## What you should do
Reproduce verbatim the entries from the line containing "airplane-icon (140, 1323, 226, 1371)" through the line containing "map-icon (273, 2424, 319, 2470)", including both of those lines.

# # #

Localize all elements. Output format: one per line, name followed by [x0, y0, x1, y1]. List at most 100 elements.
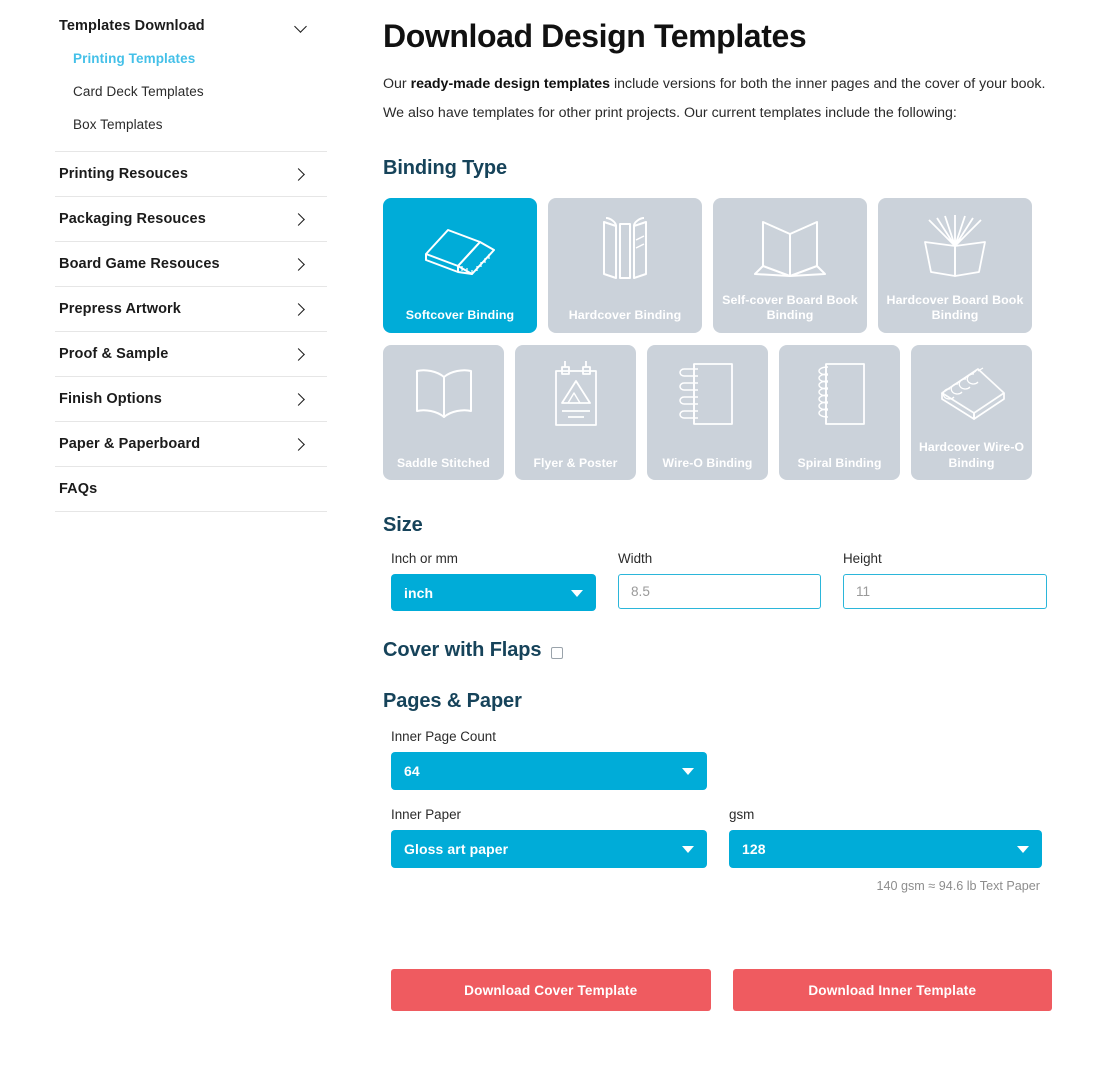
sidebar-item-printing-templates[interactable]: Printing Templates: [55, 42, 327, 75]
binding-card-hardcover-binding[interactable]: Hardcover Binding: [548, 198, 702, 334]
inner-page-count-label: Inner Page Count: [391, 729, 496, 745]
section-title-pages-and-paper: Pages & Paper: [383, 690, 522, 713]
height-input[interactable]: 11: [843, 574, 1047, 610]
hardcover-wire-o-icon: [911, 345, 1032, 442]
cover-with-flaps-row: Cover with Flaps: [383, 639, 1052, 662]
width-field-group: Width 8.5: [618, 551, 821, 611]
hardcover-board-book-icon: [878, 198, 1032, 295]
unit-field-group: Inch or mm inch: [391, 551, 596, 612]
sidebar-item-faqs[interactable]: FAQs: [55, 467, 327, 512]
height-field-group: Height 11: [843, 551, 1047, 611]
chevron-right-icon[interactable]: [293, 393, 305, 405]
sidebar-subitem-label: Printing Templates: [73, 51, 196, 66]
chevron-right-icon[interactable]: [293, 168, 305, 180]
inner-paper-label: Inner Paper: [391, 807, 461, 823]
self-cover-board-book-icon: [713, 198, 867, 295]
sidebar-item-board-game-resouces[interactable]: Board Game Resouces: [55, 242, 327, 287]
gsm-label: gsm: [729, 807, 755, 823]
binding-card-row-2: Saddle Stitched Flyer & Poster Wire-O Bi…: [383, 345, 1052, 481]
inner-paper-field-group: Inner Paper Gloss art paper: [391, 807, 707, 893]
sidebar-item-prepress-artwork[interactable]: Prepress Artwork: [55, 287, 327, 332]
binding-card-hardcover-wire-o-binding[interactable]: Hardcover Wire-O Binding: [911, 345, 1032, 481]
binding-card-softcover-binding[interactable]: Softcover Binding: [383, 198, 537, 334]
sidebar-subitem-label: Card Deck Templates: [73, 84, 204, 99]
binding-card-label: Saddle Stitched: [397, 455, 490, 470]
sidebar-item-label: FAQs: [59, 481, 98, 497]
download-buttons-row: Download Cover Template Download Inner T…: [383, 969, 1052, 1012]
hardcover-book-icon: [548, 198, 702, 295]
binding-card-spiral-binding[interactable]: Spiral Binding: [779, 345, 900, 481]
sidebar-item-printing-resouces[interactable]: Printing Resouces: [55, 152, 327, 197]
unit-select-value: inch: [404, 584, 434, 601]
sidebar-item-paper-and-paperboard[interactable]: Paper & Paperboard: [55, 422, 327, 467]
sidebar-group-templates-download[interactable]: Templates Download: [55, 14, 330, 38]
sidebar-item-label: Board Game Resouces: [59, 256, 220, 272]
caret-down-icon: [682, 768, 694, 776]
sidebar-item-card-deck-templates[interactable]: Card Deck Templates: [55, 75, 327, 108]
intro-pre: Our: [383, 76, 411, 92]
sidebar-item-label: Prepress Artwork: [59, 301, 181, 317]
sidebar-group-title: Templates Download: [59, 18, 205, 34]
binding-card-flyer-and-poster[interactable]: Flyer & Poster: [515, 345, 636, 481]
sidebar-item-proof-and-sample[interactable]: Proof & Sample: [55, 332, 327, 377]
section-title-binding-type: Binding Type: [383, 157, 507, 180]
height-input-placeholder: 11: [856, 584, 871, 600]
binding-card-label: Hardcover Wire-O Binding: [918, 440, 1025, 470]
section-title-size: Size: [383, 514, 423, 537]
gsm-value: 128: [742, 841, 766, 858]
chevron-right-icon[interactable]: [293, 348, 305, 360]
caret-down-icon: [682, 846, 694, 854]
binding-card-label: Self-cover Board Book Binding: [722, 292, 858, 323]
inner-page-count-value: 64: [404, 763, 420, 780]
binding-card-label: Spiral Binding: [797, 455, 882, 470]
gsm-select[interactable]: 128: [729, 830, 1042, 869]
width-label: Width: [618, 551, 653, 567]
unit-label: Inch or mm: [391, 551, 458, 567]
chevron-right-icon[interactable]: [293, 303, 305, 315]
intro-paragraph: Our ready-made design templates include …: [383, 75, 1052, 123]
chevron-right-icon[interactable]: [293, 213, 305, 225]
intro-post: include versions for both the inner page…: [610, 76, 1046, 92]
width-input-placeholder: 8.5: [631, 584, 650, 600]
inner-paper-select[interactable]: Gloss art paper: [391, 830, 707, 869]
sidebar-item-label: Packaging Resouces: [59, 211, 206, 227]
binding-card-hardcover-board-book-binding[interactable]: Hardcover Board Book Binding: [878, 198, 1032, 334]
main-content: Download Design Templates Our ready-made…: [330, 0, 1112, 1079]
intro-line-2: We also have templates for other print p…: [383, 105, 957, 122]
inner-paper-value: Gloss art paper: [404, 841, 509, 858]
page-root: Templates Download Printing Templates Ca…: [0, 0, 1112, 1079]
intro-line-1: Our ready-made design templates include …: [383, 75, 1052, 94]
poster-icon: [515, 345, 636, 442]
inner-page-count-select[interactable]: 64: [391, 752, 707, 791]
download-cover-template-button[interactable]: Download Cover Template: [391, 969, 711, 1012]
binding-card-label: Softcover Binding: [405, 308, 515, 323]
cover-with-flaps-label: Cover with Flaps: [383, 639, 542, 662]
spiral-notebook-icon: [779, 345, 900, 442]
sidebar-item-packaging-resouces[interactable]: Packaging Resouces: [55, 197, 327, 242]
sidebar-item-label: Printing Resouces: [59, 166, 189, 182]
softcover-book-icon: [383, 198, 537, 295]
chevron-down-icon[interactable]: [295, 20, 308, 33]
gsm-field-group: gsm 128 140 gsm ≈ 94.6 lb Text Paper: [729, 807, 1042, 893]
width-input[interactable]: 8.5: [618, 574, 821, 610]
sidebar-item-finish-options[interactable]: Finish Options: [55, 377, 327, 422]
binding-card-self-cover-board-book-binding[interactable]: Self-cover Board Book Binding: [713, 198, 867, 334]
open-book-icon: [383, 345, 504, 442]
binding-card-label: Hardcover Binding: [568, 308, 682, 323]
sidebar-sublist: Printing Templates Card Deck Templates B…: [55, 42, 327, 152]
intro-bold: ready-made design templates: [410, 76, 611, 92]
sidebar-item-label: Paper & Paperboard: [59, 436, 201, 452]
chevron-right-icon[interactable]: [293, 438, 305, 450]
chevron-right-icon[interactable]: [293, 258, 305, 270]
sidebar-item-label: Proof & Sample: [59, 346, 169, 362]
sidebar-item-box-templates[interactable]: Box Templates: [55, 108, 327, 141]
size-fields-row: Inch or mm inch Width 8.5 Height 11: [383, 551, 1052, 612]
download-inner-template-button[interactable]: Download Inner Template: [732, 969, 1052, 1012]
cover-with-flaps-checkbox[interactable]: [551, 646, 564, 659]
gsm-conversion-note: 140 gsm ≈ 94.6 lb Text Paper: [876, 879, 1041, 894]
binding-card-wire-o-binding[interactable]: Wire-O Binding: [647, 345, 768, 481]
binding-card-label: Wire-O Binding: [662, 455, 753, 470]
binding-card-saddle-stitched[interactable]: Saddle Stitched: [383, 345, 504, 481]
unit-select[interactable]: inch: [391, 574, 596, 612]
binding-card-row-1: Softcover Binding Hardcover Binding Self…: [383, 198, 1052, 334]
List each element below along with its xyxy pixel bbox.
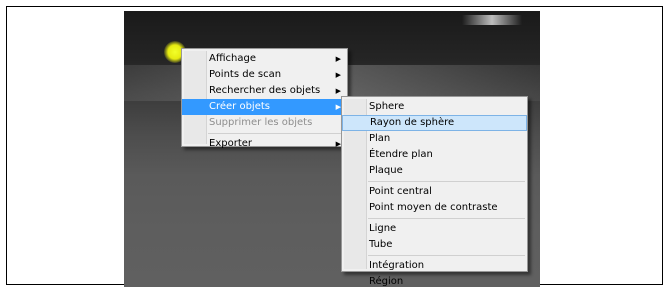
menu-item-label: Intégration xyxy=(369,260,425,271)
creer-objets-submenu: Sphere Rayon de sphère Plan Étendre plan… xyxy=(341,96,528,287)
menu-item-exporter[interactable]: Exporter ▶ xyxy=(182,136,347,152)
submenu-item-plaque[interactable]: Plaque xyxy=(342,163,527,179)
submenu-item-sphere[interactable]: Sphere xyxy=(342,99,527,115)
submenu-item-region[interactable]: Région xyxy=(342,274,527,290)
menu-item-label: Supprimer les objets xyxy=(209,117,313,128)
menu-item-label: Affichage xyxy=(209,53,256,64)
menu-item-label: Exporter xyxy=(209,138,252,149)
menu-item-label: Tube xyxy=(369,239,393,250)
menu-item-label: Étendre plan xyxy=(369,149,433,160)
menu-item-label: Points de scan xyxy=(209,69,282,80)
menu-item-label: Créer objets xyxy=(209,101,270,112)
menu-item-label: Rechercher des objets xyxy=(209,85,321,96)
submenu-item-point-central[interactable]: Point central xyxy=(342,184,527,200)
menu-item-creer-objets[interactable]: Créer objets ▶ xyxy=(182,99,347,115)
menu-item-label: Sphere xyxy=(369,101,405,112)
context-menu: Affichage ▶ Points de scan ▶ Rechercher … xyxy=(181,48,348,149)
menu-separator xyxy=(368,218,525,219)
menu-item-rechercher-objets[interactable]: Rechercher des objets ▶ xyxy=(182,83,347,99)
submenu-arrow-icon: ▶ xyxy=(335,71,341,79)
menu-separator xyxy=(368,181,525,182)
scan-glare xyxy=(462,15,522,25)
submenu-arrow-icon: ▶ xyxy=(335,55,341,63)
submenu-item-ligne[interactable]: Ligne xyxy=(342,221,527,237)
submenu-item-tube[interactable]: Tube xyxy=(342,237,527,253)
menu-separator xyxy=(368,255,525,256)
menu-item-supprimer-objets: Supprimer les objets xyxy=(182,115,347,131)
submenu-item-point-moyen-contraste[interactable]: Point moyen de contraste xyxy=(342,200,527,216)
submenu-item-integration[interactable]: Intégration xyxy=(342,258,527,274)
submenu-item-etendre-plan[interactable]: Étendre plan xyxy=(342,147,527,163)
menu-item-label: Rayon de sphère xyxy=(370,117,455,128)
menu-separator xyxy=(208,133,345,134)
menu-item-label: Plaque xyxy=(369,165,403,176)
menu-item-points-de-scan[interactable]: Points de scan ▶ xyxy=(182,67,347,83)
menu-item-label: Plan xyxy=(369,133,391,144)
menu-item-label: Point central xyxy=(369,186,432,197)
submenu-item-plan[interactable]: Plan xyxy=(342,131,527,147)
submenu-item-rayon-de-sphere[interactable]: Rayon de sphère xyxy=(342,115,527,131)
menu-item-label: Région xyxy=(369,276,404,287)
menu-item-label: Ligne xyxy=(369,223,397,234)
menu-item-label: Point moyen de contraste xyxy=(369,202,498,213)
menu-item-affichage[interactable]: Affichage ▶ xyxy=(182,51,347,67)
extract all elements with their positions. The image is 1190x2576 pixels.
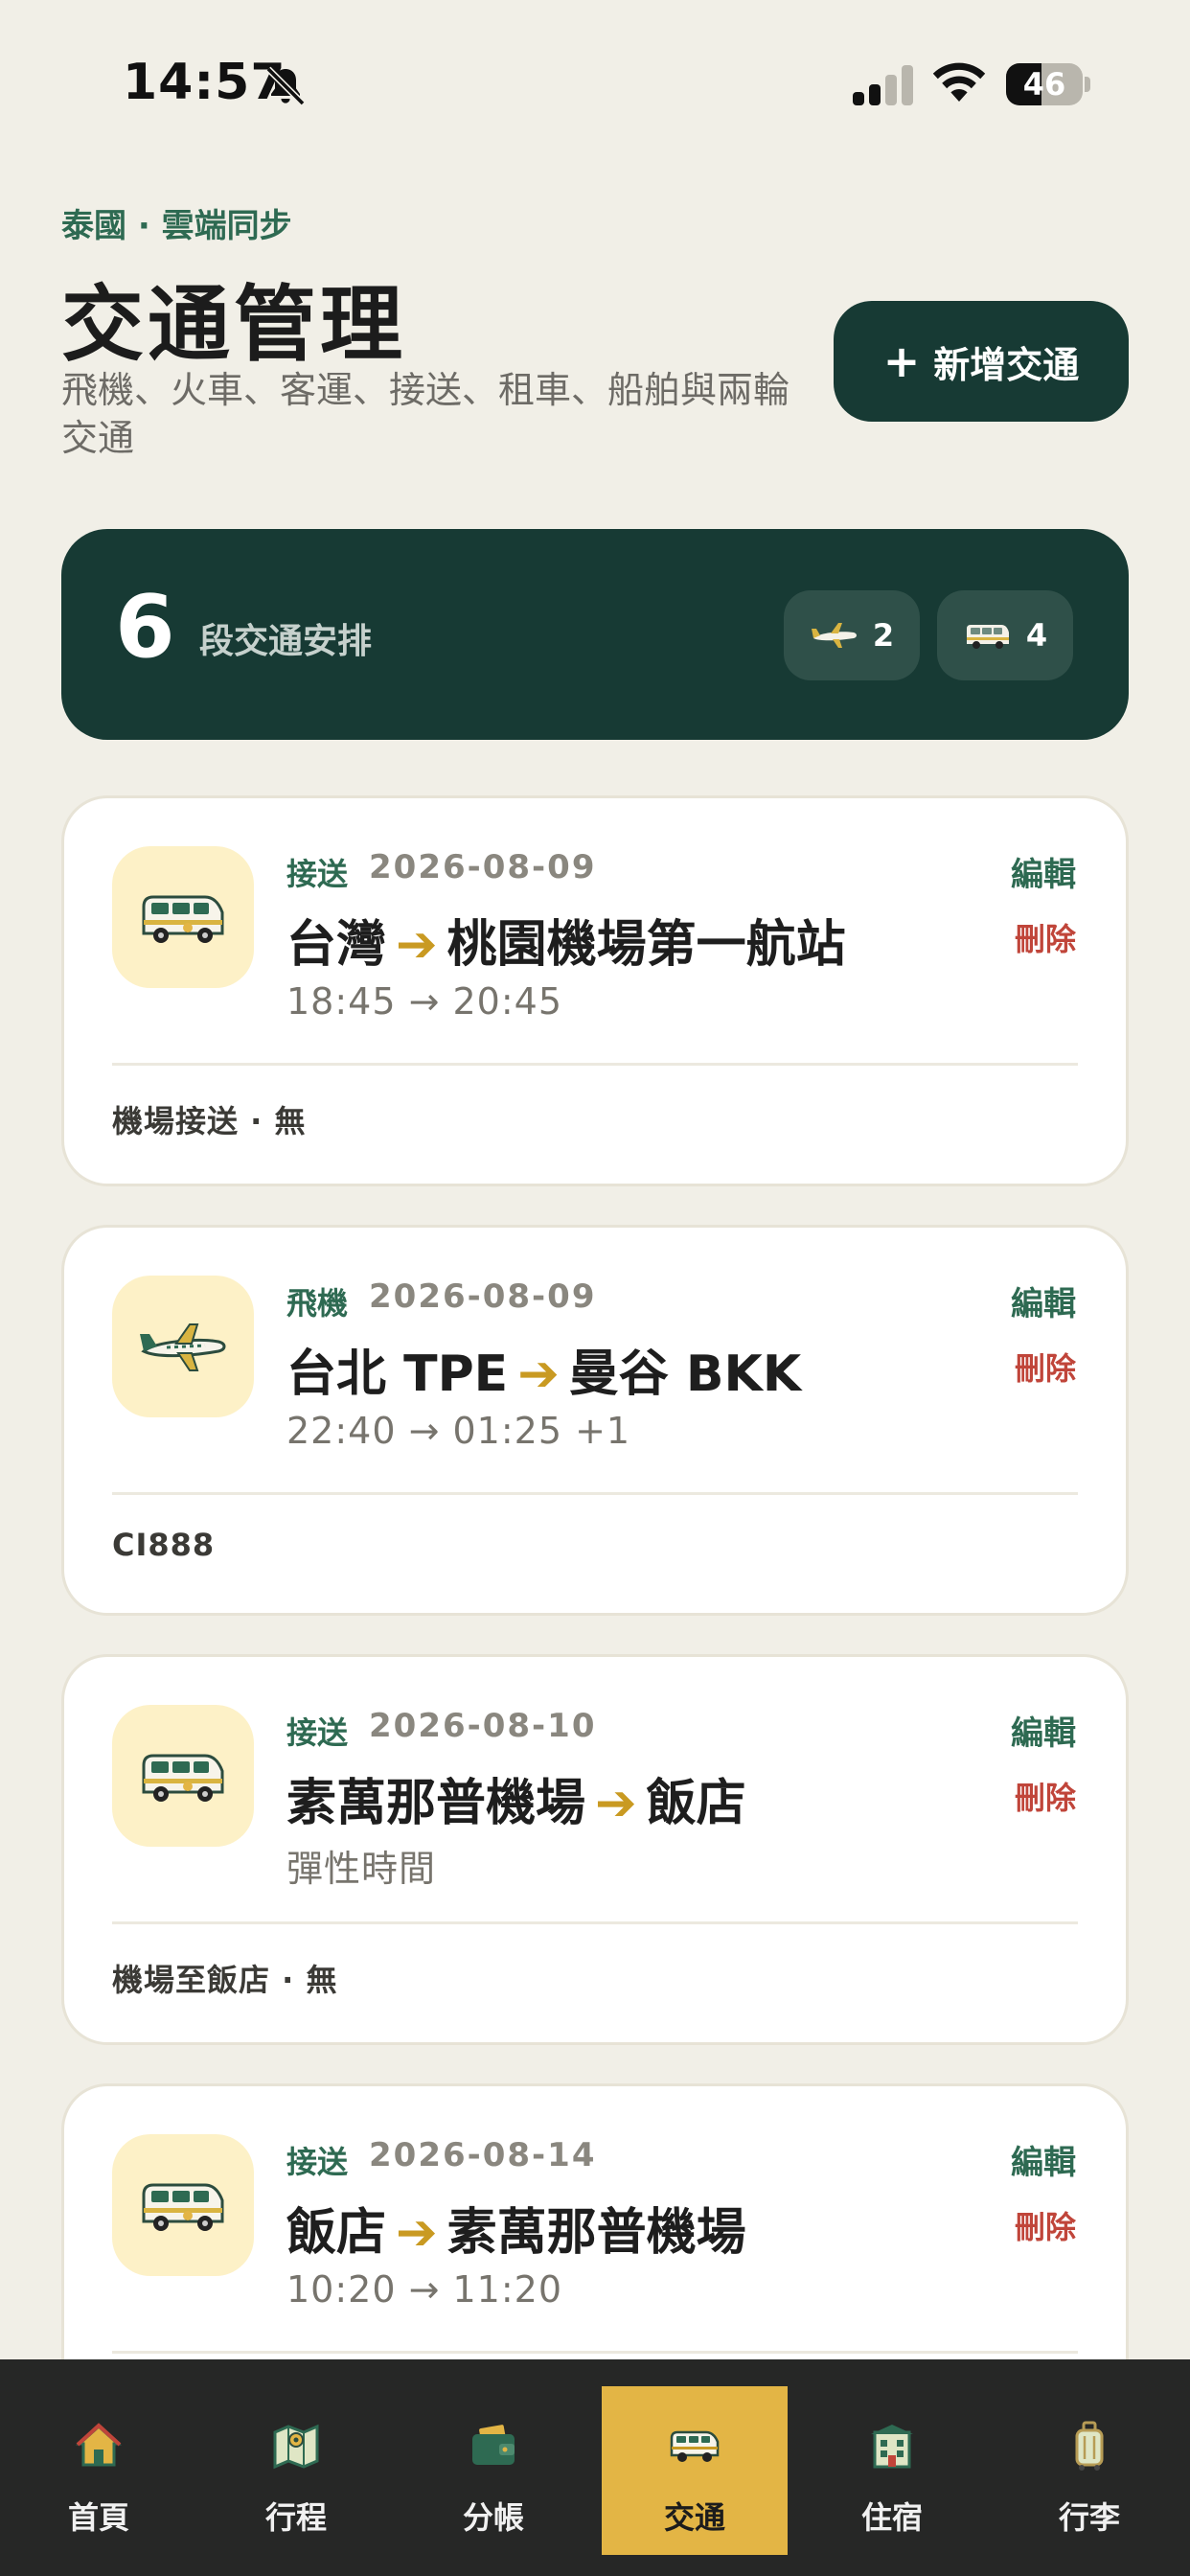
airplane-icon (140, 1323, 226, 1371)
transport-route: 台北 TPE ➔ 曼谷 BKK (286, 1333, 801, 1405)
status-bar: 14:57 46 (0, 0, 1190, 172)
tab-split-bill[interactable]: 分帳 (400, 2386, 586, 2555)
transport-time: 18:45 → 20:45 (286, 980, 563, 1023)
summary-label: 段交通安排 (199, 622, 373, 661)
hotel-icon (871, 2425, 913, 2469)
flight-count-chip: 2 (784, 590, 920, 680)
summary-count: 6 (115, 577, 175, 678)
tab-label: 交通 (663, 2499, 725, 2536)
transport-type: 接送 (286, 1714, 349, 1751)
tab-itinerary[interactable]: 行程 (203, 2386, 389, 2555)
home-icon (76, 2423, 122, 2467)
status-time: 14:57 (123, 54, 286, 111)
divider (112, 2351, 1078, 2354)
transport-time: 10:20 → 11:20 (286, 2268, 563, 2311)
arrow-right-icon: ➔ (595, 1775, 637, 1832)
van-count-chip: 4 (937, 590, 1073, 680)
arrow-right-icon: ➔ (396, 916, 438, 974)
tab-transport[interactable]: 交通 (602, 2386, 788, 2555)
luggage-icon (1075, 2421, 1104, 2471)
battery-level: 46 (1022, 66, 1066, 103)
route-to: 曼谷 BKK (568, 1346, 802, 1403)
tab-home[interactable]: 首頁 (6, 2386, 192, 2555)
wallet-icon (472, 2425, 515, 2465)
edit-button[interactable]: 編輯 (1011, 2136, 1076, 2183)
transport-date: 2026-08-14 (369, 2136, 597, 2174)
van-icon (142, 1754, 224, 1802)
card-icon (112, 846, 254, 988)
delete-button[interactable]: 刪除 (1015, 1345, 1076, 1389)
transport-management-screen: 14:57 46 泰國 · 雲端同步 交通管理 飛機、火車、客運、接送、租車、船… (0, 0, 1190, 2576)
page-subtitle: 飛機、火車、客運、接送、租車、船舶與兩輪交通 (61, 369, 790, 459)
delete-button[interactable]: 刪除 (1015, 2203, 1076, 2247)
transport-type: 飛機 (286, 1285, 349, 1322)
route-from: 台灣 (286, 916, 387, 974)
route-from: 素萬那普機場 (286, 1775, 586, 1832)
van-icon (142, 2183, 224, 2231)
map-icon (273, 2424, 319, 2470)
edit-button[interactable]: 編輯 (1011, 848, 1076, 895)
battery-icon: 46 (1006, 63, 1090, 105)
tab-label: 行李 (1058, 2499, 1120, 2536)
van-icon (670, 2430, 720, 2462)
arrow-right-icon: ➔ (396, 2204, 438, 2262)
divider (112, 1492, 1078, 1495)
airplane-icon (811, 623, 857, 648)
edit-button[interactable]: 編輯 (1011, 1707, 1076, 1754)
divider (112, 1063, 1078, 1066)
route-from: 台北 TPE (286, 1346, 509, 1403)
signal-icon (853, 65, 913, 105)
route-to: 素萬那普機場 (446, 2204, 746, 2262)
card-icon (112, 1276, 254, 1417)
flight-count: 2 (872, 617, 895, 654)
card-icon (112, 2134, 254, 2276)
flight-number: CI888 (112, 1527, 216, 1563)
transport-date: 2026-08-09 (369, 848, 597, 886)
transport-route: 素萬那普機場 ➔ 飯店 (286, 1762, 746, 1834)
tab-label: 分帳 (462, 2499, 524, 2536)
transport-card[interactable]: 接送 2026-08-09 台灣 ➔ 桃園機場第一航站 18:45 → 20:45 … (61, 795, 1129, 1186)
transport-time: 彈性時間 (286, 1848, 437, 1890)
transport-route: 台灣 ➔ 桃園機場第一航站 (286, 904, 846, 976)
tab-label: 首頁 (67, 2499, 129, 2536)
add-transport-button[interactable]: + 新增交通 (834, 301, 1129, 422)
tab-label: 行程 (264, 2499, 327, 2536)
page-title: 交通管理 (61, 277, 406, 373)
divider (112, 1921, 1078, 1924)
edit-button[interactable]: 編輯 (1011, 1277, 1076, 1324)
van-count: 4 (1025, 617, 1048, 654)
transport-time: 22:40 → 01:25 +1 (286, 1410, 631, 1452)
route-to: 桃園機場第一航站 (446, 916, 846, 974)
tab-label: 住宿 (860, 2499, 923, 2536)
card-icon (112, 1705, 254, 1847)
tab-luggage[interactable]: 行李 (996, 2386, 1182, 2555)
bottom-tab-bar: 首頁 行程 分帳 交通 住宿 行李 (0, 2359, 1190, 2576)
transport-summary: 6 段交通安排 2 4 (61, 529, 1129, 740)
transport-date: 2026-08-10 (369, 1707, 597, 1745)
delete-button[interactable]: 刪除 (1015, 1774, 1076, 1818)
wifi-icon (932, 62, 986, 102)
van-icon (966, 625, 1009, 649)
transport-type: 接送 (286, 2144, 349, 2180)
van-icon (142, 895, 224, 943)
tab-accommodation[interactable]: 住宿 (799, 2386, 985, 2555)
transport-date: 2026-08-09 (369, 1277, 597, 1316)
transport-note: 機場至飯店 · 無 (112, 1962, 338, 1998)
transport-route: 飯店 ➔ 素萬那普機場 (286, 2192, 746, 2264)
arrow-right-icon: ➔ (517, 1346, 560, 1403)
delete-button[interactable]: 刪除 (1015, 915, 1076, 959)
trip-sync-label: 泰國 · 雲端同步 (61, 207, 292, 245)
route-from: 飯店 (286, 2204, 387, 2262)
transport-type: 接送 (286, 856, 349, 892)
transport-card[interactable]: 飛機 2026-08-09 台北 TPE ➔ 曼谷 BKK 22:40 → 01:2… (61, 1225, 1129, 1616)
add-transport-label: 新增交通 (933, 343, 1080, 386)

# # #

## Task response
airplane-icon (140, 1323, 226, 1371)
transport-route: 台北 TPE ➔ 曼谷 BKK (286, 1333, 801, 1405)
status-bar: 14:57 46 (0, 0, 1190, 172)
tab-split-bill[interactable]: 分帳 (400, 2386, 586, 2555)
transport-time: 18:45 → 20:45 (286, 980, 563, 1023)
summary-label: 段交通安排 (199, 622, 373, 661)
hotel-icon (871, 2425, 913, 2469)
flight-count-chip: 2 (784, 590, 920, 680)
summary-count: 6 (115, 577, 175, 678)
tab-label: 交通 (663, 2499, 725, 2536)
transport-type: 接送 (286, 1714, 349, 1751)
tab-itinerary[interactable]: 行程 (203, 2386, 389, 2555)
home-icon (76, 2423, 122, 2467)
status-time: 14:57 (123, 54, 286, 111)
divider (112, 2351, 1078, 2354)
transport-time: 10:20 → 11:20 (286, 2268, 563, 2311)
arrow-right-icon: ➔ (595, 1775, 637, 1832)
van-count-chip: 4 (937, 590, 1073, 680)
arrow-right-icon: ➔ (396, 916, 438, 974)
tab-transport[interactable]: 交通 (602, 2386, 788, 2555)
luggage-icon (1075, 2421, 1104, 2471)
battery-level: 46 (1022, 66, 1066, 103)
route-to: 曼谷 BKK (568, 1346, 802, 1403)
tab-home[interactable]: 首頁 (6, 2386, 192, 2555)
wallet-icon (472, 2425, 515, 2465)
edit-button[interactable]: 編輯 (1011, 2136, 1076, 2183)
transport-date: 2026-08-14 (369, 2136, 597, 2174)
van-icon (142, 1754, 224, 1802)
card-icon (112, 846, 254, 988)
delete-button[interactable]: 刪除 (1015, 1345, 1076, 1389)
transport-management-screen: 14:57 46 泰國 · 雲端同步 交通管理 飛機、火車、客運、接送、租車、船… (0, 0, 1190, 2576)
page-subtitle: 飛機、火車、客運、接送、租車、船舶與兩輪交通 (61, 369, 790, 459)
delete-button[interactable]: 刪除 (1015, 2203, 1076, 2247)
transport-type: 飛機 (286, 1285, 349, 1322)
route-from: 台灣 (286, 916, 387, 974)
route-from: 素萬那普機場 (286, 1775, 586, 1832)
van-icon (142, 2183, 224, 2231)
map-icon (273, 2424, 319, 2470)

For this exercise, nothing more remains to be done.